YOUR TASK:
Count lines, not occurrences: give the number of lines holding the word "денежных", and nothing besides.

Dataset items
^^^^^^^^
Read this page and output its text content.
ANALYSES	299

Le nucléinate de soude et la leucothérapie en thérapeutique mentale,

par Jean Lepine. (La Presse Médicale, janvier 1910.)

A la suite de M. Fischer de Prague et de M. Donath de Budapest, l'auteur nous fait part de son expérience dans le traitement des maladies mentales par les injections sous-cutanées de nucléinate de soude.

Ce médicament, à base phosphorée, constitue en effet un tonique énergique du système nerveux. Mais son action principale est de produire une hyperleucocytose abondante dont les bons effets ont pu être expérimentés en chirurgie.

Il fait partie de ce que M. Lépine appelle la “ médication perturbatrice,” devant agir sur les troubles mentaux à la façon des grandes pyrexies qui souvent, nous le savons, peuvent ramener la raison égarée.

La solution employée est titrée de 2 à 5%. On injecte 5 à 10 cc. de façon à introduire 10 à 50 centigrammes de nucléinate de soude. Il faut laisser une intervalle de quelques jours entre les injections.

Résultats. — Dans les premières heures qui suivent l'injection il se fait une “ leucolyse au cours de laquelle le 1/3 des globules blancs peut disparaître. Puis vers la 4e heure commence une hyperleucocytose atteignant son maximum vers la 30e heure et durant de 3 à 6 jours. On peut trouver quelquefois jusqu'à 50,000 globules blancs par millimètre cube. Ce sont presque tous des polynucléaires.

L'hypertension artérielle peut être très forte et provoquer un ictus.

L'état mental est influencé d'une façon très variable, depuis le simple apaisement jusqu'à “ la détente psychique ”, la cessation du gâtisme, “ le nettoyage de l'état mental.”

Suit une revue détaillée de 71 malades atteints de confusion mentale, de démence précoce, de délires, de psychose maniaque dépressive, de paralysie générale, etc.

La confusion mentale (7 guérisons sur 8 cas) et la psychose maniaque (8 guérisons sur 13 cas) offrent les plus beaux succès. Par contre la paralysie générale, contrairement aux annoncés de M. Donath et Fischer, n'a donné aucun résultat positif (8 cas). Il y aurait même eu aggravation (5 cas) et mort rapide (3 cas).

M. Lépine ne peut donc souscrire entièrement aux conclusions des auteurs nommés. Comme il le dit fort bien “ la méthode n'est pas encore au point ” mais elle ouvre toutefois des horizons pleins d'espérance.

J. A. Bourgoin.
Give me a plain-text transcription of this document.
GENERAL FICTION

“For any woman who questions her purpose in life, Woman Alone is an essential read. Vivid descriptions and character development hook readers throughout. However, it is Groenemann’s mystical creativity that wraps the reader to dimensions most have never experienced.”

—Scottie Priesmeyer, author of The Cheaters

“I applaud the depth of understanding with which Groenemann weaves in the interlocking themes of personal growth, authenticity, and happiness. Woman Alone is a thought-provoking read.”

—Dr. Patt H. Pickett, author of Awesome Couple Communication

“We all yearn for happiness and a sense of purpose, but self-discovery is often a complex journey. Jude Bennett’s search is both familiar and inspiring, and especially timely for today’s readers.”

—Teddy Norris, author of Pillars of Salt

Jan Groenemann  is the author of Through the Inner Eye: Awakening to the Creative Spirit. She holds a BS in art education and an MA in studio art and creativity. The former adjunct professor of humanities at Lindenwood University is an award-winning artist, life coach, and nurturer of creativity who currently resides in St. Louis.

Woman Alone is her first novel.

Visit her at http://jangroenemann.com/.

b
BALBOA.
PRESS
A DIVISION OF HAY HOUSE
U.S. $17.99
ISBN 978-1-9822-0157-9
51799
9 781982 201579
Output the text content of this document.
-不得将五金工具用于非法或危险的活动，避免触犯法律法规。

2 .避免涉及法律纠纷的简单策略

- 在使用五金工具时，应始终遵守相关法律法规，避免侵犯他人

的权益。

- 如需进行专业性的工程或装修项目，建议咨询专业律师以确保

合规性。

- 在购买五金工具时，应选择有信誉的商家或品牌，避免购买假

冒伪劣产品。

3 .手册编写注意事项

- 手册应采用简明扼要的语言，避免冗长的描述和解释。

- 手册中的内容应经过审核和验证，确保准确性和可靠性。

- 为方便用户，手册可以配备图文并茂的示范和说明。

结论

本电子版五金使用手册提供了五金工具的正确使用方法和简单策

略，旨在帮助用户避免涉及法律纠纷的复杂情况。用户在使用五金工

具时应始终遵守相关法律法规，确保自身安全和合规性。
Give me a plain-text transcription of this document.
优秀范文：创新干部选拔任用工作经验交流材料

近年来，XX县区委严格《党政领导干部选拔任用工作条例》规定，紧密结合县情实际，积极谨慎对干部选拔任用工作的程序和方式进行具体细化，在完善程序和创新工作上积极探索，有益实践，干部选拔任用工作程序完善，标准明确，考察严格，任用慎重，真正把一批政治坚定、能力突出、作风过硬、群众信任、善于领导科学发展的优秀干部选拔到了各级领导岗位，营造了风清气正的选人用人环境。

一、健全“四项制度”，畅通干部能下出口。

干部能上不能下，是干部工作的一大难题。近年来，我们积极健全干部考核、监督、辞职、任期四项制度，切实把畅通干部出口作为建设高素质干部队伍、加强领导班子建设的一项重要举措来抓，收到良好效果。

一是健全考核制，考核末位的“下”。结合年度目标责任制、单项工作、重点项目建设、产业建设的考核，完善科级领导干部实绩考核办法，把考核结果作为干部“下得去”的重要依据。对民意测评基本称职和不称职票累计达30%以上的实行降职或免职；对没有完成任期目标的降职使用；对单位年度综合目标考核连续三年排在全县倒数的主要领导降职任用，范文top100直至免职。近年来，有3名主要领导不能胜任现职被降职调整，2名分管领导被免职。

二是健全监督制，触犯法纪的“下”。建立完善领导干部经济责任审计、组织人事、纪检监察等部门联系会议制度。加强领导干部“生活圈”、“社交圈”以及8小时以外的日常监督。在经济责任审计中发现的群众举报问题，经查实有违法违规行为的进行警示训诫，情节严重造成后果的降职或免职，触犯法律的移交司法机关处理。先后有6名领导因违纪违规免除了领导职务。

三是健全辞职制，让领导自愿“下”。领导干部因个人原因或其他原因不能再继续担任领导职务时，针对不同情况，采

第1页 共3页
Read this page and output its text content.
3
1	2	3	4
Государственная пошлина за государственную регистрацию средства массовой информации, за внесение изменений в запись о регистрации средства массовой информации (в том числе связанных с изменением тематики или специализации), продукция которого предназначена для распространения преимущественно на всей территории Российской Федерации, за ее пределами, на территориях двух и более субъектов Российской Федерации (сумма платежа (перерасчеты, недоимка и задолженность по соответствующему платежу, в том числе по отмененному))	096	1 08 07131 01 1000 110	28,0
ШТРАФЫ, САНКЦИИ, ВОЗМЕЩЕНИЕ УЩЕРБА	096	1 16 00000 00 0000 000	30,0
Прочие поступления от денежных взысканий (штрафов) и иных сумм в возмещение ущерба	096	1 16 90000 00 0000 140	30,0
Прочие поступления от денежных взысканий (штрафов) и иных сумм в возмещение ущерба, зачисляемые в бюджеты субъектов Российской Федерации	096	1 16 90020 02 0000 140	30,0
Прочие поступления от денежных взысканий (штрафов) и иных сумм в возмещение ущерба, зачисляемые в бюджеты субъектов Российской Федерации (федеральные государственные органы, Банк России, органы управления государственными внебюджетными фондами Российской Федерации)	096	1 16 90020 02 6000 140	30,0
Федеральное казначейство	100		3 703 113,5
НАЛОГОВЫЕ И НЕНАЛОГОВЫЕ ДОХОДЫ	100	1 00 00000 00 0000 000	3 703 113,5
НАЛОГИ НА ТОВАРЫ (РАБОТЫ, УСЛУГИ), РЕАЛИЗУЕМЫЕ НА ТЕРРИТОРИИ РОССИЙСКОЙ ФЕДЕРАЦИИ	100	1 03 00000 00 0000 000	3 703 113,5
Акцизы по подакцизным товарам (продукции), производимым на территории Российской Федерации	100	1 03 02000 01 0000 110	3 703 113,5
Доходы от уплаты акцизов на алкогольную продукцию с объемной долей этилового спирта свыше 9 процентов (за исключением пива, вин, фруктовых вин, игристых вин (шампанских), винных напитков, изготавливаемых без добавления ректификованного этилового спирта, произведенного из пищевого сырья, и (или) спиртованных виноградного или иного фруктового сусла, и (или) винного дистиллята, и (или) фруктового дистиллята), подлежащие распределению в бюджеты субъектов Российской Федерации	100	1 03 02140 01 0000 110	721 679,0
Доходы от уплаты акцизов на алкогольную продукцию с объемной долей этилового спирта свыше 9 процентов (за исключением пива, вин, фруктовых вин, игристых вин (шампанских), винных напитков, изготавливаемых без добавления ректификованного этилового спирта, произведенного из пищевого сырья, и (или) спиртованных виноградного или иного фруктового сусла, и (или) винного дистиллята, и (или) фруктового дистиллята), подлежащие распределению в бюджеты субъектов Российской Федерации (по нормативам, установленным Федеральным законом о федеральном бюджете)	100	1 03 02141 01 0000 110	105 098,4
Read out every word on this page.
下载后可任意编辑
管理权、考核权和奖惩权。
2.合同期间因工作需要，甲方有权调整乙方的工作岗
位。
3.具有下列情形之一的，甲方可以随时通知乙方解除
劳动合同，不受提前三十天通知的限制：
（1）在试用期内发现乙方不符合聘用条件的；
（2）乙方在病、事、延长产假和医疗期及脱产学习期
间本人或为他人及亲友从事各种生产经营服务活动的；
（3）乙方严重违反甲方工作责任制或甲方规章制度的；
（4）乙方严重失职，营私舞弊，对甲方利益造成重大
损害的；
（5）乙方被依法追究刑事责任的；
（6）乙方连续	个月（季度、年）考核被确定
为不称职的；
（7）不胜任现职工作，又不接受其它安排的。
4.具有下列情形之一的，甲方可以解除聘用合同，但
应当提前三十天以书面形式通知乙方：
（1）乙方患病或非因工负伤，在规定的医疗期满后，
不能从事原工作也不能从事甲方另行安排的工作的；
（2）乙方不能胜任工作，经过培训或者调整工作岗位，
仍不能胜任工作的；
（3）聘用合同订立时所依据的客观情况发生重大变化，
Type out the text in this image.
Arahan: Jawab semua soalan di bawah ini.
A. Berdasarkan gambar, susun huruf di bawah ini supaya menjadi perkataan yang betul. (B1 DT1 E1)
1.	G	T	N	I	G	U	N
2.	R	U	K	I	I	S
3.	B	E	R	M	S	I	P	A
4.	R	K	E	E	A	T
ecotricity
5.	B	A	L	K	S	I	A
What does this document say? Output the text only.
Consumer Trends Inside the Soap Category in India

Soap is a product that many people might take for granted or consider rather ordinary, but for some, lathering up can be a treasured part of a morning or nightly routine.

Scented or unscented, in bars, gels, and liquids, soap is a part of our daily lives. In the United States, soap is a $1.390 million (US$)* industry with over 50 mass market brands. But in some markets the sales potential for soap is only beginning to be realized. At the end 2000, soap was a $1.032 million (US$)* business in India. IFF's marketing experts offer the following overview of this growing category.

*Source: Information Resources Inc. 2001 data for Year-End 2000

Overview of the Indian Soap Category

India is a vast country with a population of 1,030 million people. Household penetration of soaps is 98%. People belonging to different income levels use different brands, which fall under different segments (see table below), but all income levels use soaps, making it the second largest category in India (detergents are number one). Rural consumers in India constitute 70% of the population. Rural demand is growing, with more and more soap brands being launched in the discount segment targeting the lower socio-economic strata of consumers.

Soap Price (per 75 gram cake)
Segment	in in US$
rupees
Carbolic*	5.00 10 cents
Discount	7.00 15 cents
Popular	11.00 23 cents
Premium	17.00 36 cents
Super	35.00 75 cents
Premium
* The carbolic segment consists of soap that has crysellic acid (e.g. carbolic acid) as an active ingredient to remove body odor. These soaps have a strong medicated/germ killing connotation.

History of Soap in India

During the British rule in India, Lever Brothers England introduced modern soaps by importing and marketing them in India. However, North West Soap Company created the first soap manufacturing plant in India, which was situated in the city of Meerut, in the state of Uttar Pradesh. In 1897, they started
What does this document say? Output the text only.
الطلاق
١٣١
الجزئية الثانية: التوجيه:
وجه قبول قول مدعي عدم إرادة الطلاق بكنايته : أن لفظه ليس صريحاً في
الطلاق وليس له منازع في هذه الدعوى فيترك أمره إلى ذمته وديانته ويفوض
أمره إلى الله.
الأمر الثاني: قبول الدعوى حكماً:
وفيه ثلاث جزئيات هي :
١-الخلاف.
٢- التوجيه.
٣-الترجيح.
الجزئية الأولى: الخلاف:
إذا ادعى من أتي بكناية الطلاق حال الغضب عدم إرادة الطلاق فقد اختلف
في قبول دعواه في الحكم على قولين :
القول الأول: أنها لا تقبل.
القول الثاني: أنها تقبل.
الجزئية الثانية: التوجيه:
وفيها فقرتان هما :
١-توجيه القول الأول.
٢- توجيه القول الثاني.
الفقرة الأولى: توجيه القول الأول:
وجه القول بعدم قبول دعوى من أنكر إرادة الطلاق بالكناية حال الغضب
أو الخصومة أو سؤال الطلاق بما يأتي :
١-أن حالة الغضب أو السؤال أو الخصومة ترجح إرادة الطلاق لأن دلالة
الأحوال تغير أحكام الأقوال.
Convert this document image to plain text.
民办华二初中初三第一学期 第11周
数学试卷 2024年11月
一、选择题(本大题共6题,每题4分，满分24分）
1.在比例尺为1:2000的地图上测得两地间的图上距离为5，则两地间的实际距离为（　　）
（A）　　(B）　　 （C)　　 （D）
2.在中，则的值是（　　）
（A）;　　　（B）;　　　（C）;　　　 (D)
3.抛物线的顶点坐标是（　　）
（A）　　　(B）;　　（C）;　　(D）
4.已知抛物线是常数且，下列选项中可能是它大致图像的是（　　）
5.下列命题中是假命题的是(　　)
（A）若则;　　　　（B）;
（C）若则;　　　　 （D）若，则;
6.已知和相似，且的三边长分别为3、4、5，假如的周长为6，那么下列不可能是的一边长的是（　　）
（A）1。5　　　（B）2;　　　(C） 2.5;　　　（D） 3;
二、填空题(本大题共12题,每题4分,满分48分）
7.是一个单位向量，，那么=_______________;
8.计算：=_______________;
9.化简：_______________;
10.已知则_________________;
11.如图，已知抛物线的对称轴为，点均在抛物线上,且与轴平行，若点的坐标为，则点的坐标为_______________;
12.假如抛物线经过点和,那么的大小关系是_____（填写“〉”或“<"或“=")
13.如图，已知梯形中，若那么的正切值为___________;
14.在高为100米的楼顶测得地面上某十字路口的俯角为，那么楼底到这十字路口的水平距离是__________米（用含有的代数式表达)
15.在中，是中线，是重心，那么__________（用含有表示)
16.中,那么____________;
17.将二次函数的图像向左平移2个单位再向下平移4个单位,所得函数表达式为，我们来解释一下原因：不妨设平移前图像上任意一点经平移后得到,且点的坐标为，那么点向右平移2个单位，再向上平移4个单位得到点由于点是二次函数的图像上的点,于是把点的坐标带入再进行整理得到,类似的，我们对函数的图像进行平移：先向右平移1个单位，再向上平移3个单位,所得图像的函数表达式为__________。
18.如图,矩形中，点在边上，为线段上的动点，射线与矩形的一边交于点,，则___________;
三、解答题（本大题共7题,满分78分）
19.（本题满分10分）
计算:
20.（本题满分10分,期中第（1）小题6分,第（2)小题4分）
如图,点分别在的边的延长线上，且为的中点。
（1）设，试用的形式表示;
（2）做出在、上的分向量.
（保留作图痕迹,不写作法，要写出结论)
^^^^^^^^
ANSWER FOR THE TASK:
3